» **EXERCISE DESCRIPTION**: Could you convert the rows below into a JSON list of strings, with one string for each line and blank lines omitted?

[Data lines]
--- begin ---

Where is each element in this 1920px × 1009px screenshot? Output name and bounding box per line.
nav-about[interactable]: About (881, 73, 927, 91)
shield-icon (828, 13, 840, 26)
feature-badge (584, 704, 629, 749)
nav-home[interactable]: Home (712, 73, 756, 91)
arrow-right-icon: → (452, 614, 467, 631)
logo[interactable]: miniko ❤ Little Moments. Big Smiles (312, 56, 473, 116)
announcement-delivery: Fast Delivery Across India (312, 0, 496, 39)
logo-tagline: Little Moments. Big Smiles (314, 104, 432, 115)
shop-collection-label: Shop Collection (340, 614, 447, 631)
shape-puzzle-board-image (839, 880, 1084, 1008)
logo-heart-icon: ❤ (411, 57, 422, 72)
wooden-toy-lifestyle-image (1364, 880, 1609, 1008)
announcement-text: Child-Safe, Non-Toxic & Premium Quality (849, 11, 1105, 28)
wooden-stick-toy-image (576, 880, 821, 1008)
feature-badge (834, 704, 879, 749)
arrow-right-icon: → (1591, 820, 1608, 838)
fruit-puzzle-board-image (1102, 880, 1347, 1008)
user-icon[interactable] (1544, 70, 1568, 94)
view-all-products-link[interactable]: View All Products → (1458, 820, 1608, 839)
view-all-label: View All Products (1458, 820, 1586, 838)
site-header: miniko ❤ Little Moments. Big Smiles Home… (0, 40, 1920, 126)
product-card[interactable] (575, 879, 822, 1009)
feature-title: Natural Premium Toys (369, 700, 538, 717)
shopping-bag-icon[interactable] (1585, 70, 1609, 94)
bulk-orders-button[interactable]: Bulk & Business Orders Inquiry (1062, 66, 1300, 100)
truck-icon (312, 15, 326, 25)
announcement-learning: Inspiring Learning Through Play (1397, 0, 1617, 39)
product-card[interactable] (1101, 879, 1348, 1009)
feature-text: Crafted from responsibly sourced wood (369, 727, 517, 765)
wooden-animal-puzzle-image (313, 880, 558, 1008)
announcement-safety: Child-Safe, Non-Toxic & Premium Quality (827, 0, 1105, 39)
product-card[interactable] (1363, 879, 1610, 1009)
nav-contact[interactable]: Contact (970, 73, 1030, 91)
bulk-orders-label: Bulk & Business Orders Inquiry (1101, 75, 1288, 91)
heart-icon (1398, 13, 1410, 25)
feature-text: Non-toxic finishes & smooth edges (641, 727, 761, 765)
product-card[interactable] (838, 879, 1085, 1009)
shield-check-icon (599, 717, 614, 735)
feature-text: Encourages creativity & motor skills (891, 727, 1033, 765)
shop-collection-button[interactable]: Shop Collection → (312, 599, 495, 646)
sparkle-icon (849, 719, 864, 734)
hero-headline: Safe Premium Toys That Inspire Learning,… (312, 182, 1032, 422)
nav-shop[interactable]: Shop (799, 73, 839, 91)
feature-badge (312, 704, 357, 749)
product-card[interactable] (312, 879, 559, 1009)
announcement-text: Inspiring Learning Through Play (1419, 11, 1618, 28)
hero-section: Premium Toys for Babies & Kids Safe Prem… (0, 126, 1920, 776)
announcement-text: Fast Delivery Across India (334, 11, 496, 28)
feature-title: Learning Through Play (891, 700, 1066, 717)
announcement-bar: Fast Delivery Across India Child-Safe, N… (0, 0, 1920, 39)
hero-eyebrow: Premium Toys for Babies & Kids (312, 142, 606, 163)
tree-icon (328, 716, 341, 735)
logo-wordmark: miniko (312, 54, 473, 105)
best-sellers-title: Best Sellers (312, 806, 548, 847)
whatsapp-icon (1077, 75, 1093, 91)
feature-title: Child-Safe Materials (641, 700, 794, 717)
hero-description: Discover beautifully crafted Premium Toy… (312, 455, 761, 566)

--- end ---

» **REPLY**:
[
  "Where is each element in this 1920px × 1009px screenshot? Output name and bounding box per line.",
  "nav-about[interactable]: About (881, 73, 927, 91)",
  "shield-icon (828, 13, 840, 26)",
  "feature-badge (584, 704, 629, 749)",
  "nav-home[interactable]: Home (712, 73, 756, 91)",
  "arrow-right-icon: → (452, 614, 467, 631)",
  "logo[interactable]: miniko ❤ Little Moments. Big Smiles (312, 56, 473, 116)",
  "announcement-delivery: Fast Delivery Across India (312, 0, 496, 39)",
  "logo-tagline: Little Moments. Big Smiles (314, 104, 432, 115)",
  "shop-collection-label: Shop Collection (340, 614, 447, 631)",
  "shape-puzzle-board-image (839, 880, 1084, 1008)",
  "logo-heart-icon: ❤ (411, 57, 422, 72)",
  "wooden-toy-lifestyle-image (1364, 880, 1609, 1008)",
  "announcement-text: Child-Safe, Non-Toxic & Premium Quality (849, 11, 1105, 28)",
  "wooden-stick-toy-image (576, 880, 821, 1008)",
  "feature-badge (834, 704, 879, 749)",
  "arrow-right-icon: → (1591, 820, 1608, 838)",
  "fruit-puzzle-board-image (1102, 880, 1347, 1008)",
  "user-icon[interactable] (1544, 70, 1568, 94)",
  "view-all-products-link[interactable]: View All Products → (1458, 820, 1608, 839)",
  "view-all-label: View All Products (1458, 820, 1586, 838)",
  "site-header: miniko ❤ Little Moments. Big Smiles Home… (0, 40, 1920, 126)",
  "product-card[interactable] (575, 879, 822, 1009)",
  "feature-title: Natural Premium Toys (369, 700, 538, 717)",
  "shopping-bag-icon[interactable] (1585, 70, 1609, 94)",
  "bulk-orders-button[interactable]: Bulk & Business Orders Inquiry (1062, 66, 1300, 100)",
  "truck-icon (312, 15, 326, 25)",
  "announcement-learning: Inspiring Learning Through Play (1397, 0, 1617, 39)",
  "product-card[interactable] (1101, 879, 1348, 1009)",
  "feature-text: Crafted from responsibly sourced wood (369, 727, 517, 765)",
  "wooden-animal-puzzle-image (313, 880, 558, 1008)",
  "announcement-safety: Child-Safe, Non-Toxic & Premium Quality (827, 0, 1105, 39)",
  "product-card[interactable] (1363, 879, 1610, 1009)",
  "nav-contact[interactable]: Contact (970, 73, 1030, 91)",
  "bulk-orders-label: Bulk & Business Orders Inquiry (1101, 75, 1288, 91)",
  "heart-icon (1398, 13, 1410, 25)",
  "feature-text: Non-toxic finishes & smooth edges (641, 727, 761, 765)",
  "product-card[interactable] (838, 879, 1085, 1009)",
  "shield-check-icon (599, 717, 614, 735)",
  "feature-text: Encourages creativity & motor skills (891, 727, 1033, 765)",
  "shop-collection-button[interactable]: Shop Collection → (312, 599, 495, 646)",
  "sparkle-icon (849, 719, 864, 734)",
  "hero-headline: Safe Premium Toys That Inspire Learning,… (312, 182, 1032, 422)",
  "nav-shop[interactable]: Shop (799, 73, 839, 91)",
  "feature-badge (312, 704, 357, 749)",
  "product-card[interactable] (312, 879, 559, 1009)",
  "announcement-text: Inspiring Learning Through Play (1419, 11, 1618, 28)",
  "hero-section: Premium Toys for Babies & Kids Safe Prem… (0, 126, 1920, 776)",
  "announcement-text: Fast Delivery Across India (334, 11, 496, 28)",
  "feature-title: Learning Through Play (891, 700, 1066, 717)",
  "announcement-bar: Fast Delivery Across India Child-Safe, N… (0, 0, 1920, 39)",
  "hero-eyebrow: Premium Toys for Babies & Kids (312, 142, 606, 163)",
  "tree-icon (328, 716, 341, 735)",
  "logo-wordmark: miniko (312, 54, 473, 105)",
  "best-sellers-title: Best Sellers (312, 806, 548, 847)",
  "whatsapp-icon (1077, 75, 1093, 91)",
  "feature-title: Child-Safe Materials (641, 700, 794, 717)",
  "hero-description: Discover beautifully crafted Premium Toy… (312, 455, 761, 566)"
]